* [Dataset rows]

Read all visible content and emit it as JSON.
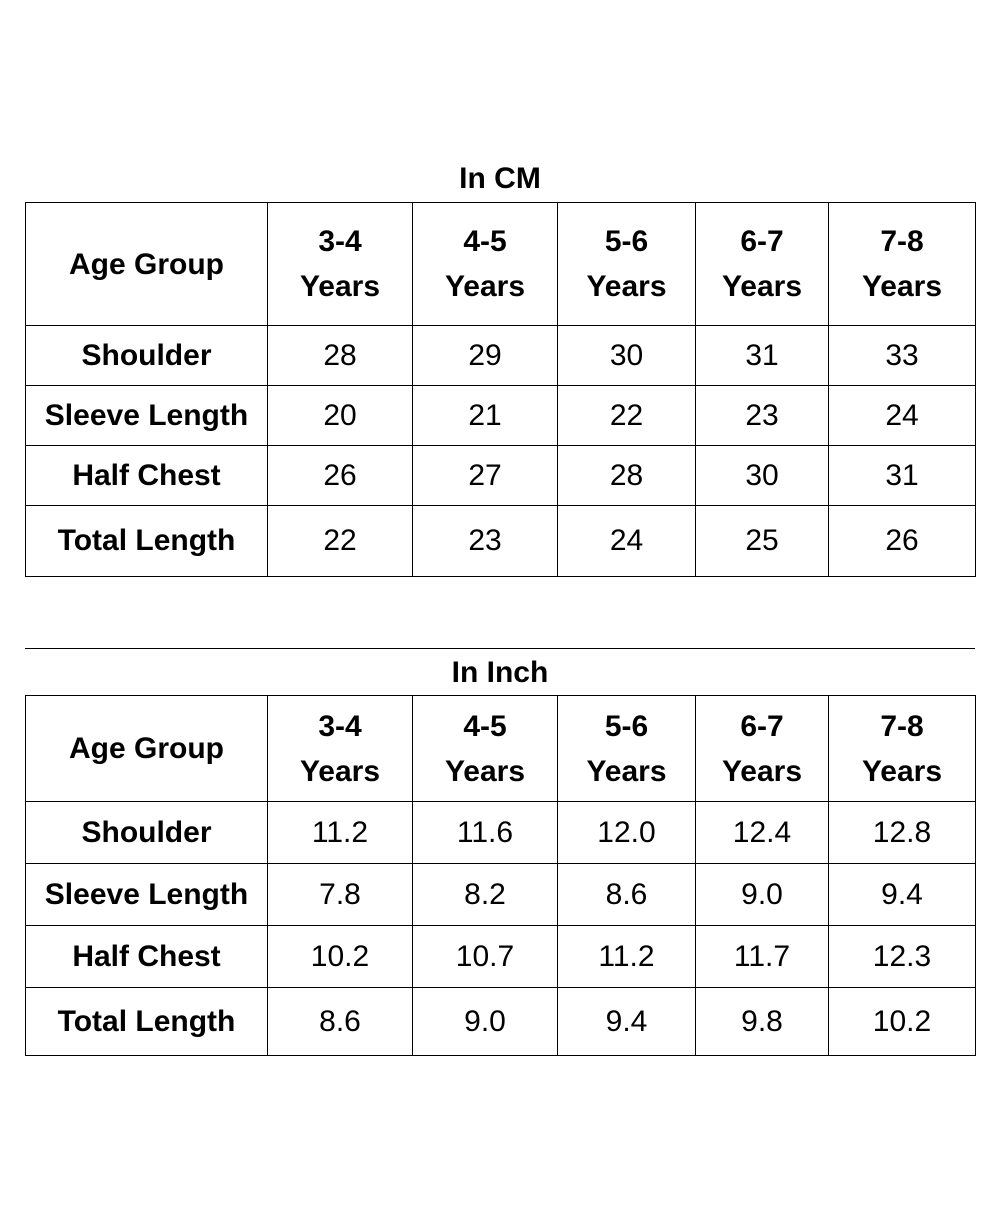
{
  "tables": [
    {
      "title": "In CM",
      "header": {
        "label": "Age Group",
        "columns": [
          {
            "line1": "3-4",
            "line2": "Years"
          },
          {
            "line1": "4-5",
            "line2": "Years"
          },
          {
            "line1": "5-6",
            "line2": "Years"
          },
          {
            "line1": "6-7",
            "line2": "Years"
          },
          {
            "line1": "7-8",
            "line2": "Years"
          }
        ]
      },
      "rows": [
        {
          "label": "Shoulder",
          "values": [
            "28",
            "29",
            "30",
            "31",
            "33"
          ]
        },
        {
          "label": "Sleeve Length",
          "values": [
            "20",
            "21",
            "22",
            "23",
            "24"
          ]
        },
        {
          "label": "Half Chest",
          "values": [
            "26",
            "27",
            "28",
            "30",
            "31"
          ]
        },
        {
          "label": "Total Length",
          "values": [
            "22",
            "23",
            "24",
            "25",
            "26"
          ]
        }
      ]
    },
    {
      "title": "In Inch",
      "header": {
        "label": "Age Group",
        "columns": [
          {
            "line1": "3-4",
            "line2": "Years"
          },
          {
            "line1": "4-5",
            "line2": "Years"
          },
          {
            "line1": "5-6",
            "line2": "Years"
          },
          {
            "line1": "6-7",
            "line2": "Years"
          },
          {
            "line1": "7-8",
            "line2": "Years"
          }
        ]
      },
      "rows": [
        {
          "label": "Shoulder",
          "values": [
            "11.2",
            "11.6",
            "12.0",
            "12.4",
            "12.8"
          ]
        },
        {
          "label": "Sleeve Length",
          "values": [
            "7.8",
            "8.2",
            "8.6",
            "9.0",
            "9.4"
          ]
        },
        {
          "label": "Half Chest",
          "values": [
            "10.2",
            "10.7",
            "11.2",
            "11.7",
            "12.3"
          ]
        },
        {
          "label": "Total Length",
          "values": [
            "8.6",
            "9.0",
            "9.4",
            "9.8",
            "10.2"
          ]
        }
      ]
    }
  ]
}
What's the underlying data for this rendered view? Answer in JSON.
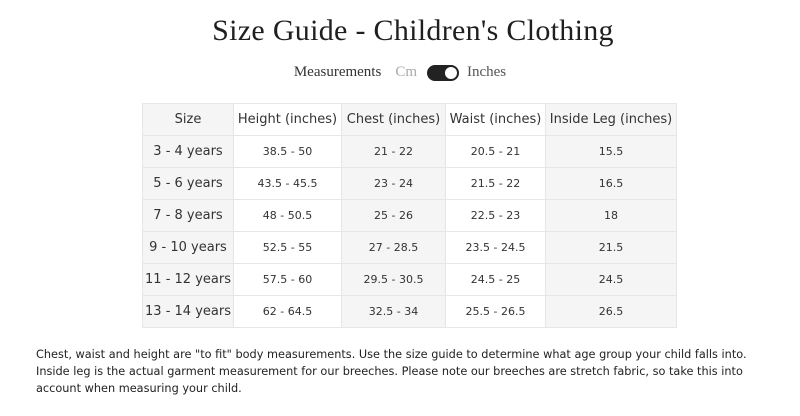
{
  "title": "Size Guide - Children's Clothing",
  "units": {
    "label": "Measurements",
    "option_cm": "Cm",
    "option_inches": "Inches",
    "selected": "Inches"
  },
  "table": {
    "headers": [
      "Size",
      "Height (inches)",
      "Chest (inches)",
      "Waist (inches)",
      "Inside Leg (inches)"
    ],
    "rows": [
      [
        "3 - 4 years",
        "38.5 - 50",
        "21 - 22",
        "20.5 - 21",
        "15.5"
      ],
      [
        "5 - 6 years",
        "43.5 - 45.5",
        "23 - 24",
        "21.5 - 22",
        "16.5"
      ],
      [
        "7 - 8 years",
        "48 - 50.5",
        "25 - 26",
        "22.5 - 23",
        "18"
      ],
      [
        "9 - 10 years",
        "52.5 - 55",
        "27 - 28.5",
        "23.5 - 24.5",
        "21.5"
      ],
      [
        "11 - 12 years",
        "57.5 - 60",
        "29.5 - 30.5",
        "24.5 - 25",
        "24.5"
      ],
      [
        "13 - 14 years",
        "62 - 64.5",
        "32.5 - 34",
        "25.5 - 26.5",
        "26.5"
      ]
    ]
  },
  "note": "Chest, waist and height are \"to fit\" body measurements. Use the size guide to determine what age group your child falls into. Inside leg is the actual garment measurement for our breeches. Please note our breeches are stretch fabric, so take this into account when measuring your child."
}
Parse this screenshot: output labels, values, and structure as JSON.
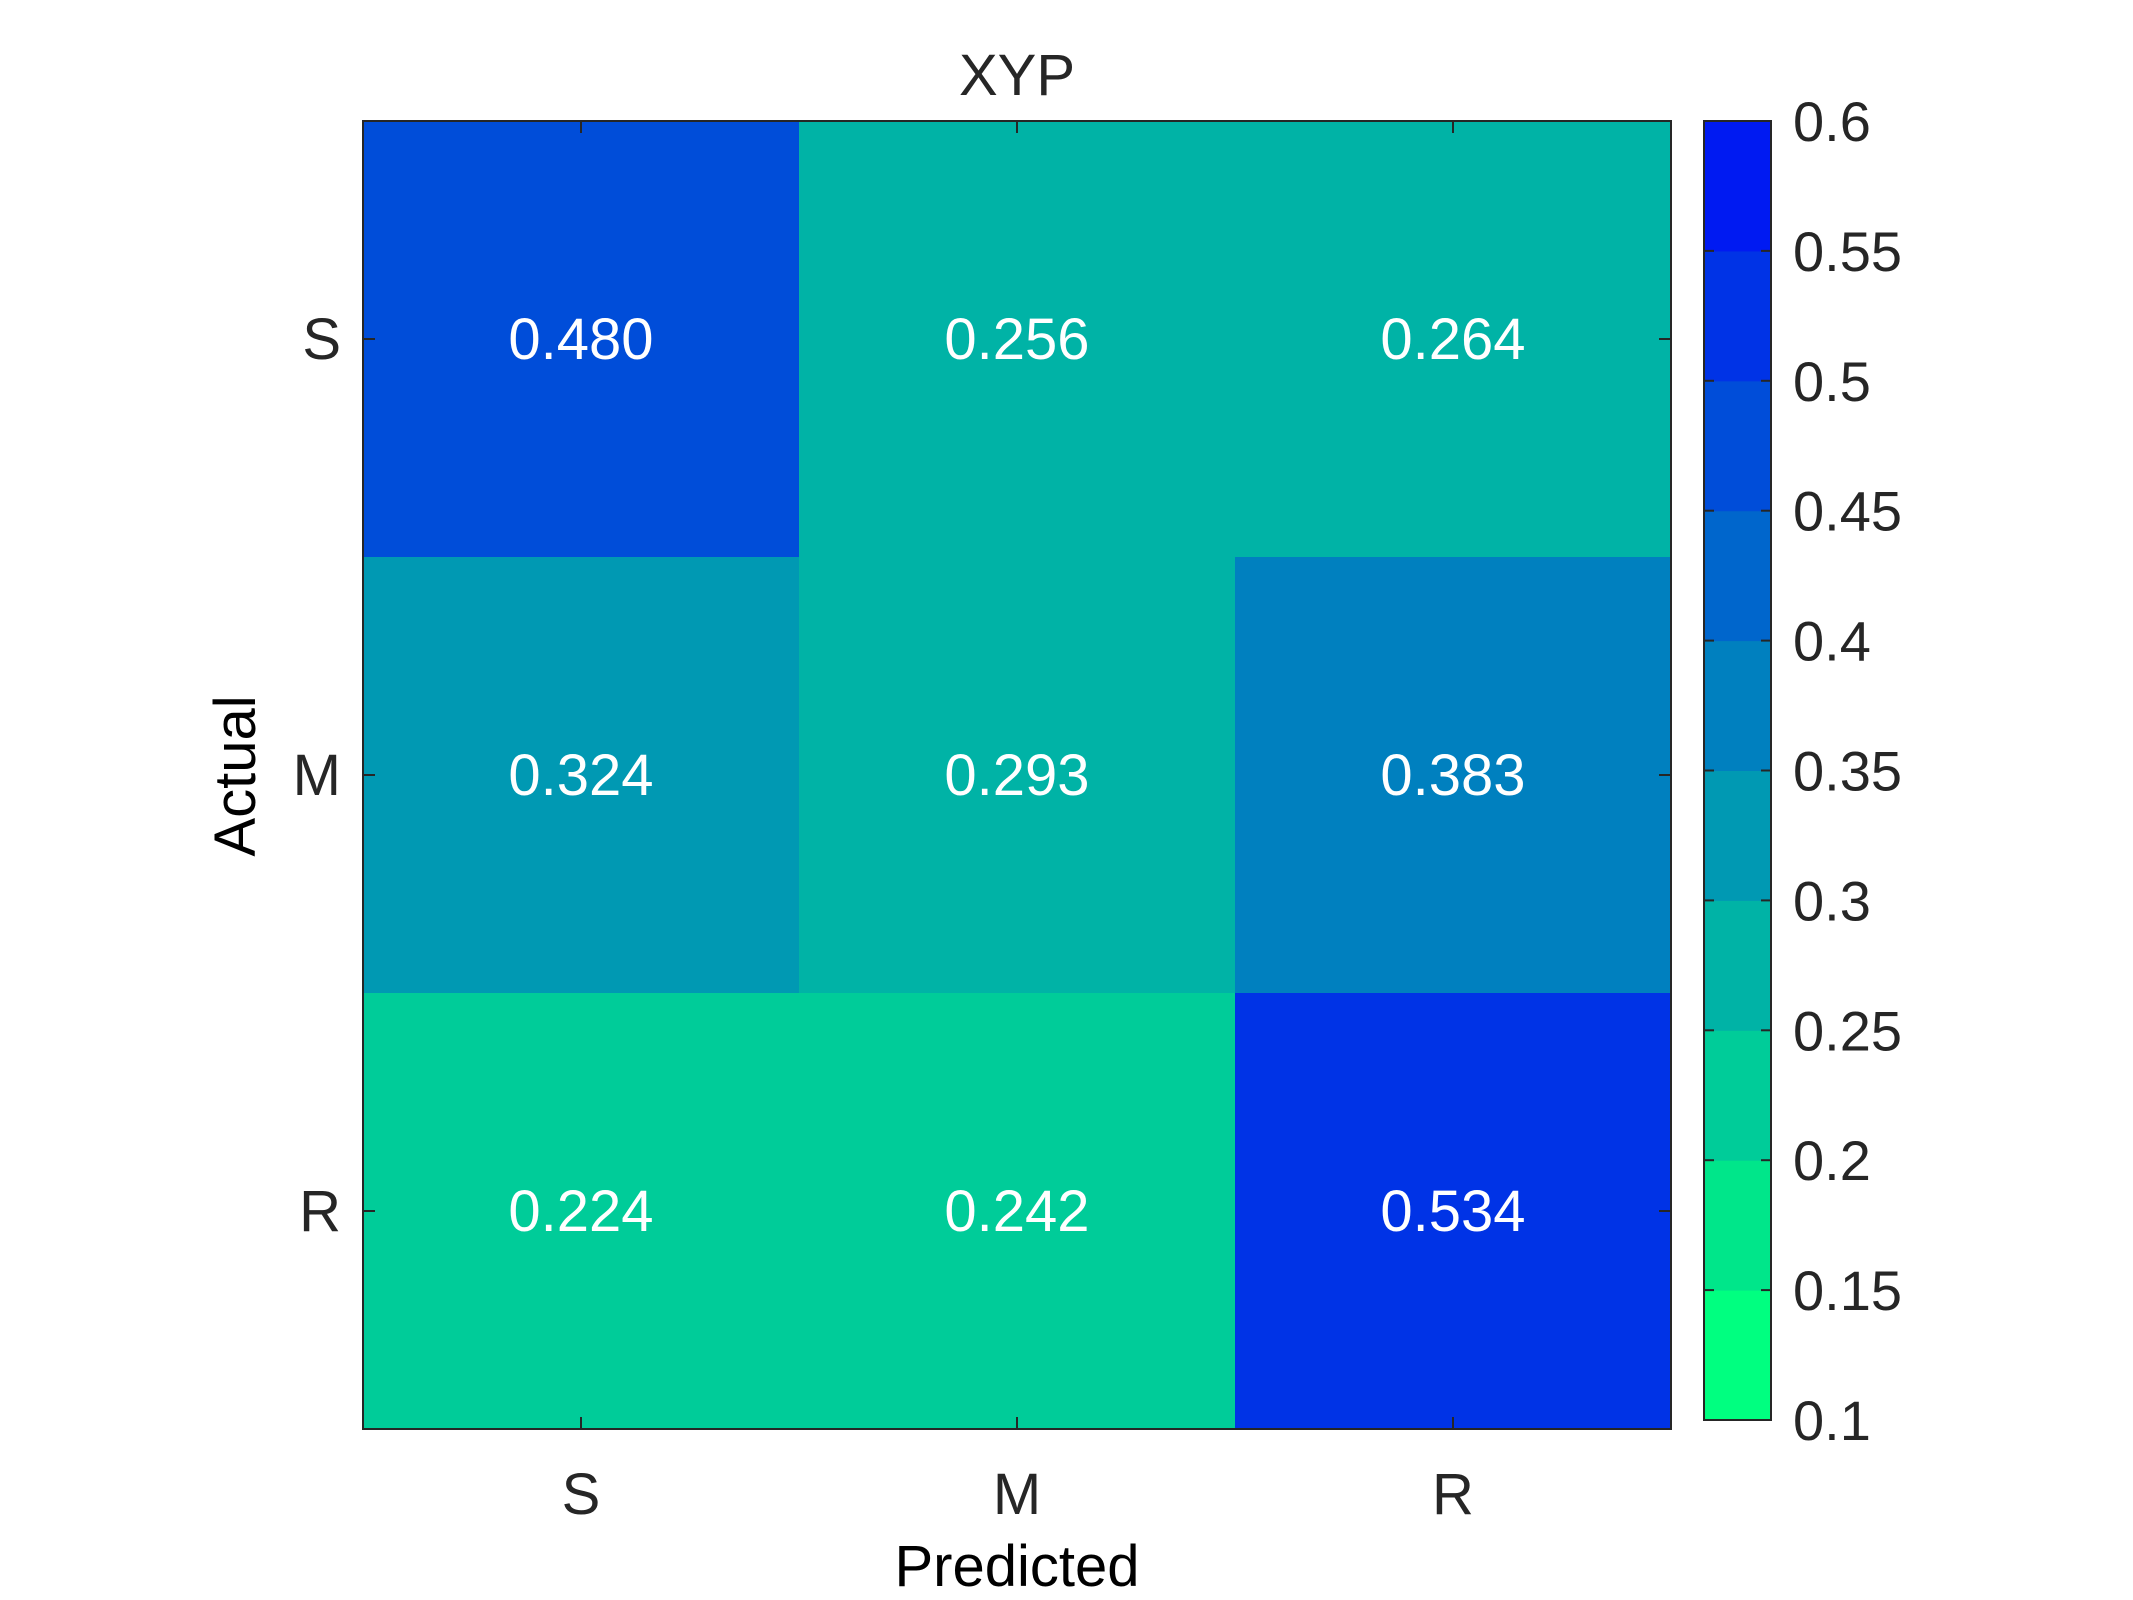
{
  "chart_data": {
    "type": "heatmap",
    "title": "XYP",
    "xlabel": "Predicted",
    "ylabel": "Actual",
    "x_categories": [
      "S",
      "M",
      "R"
    ],
    "y_categories": [
      "S",
      "M",
      "R"
    ],
    "values": [
      [
        0.48,
        0.256,
        0.264
      ],
      [
        0.324,
        0.293,
        0.383
      ],
      [
        0.224,
        0.242,
        0.534
      ]
    ],
    "cell_labels": [
      [
        "0.480",
        "0.256",
        "0.264"
      ],
      [
        "0.324",
        "0.293",
        "0.383"
      ],
      [
        "0.224",
        "0.242",
        "0.534"
      ]
    ],
    "colorbar": {
      "range": [
        0.1,
        0.6
      ],
      "ticks": [
        0.1,
        0.15,
        0.2,
        0.25,
        0.3,
        0.35,
        0.4,
        0.45,
        0.5,
        0.55,
        0.6
      ],
      "tick_labels": [
        "0.1",
        "0.15",
        "0.2",
        "0.25",
        "0.3",
        "0.35",
        "0.4",
        "0.45",
        "0.5",
        "0.55",
        "0.6"
      ],
      "colors": [
        "#00ff80",
        "#00e68a",
        "#00cc99",
        "#00b3a6",
        "#0099b3",
        "#0080bf",
        "#0066cc",
        "#004dd9",
        "#0033e6",
        "#001af2"
      ],
      "position": "right"
    },
    "grid": false,
    "cell_text_color": "#ffffff"
  }
}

* [Written request]
Lines containing "title" are to be counted. State the total and add nothing.

* [Correct answer]
4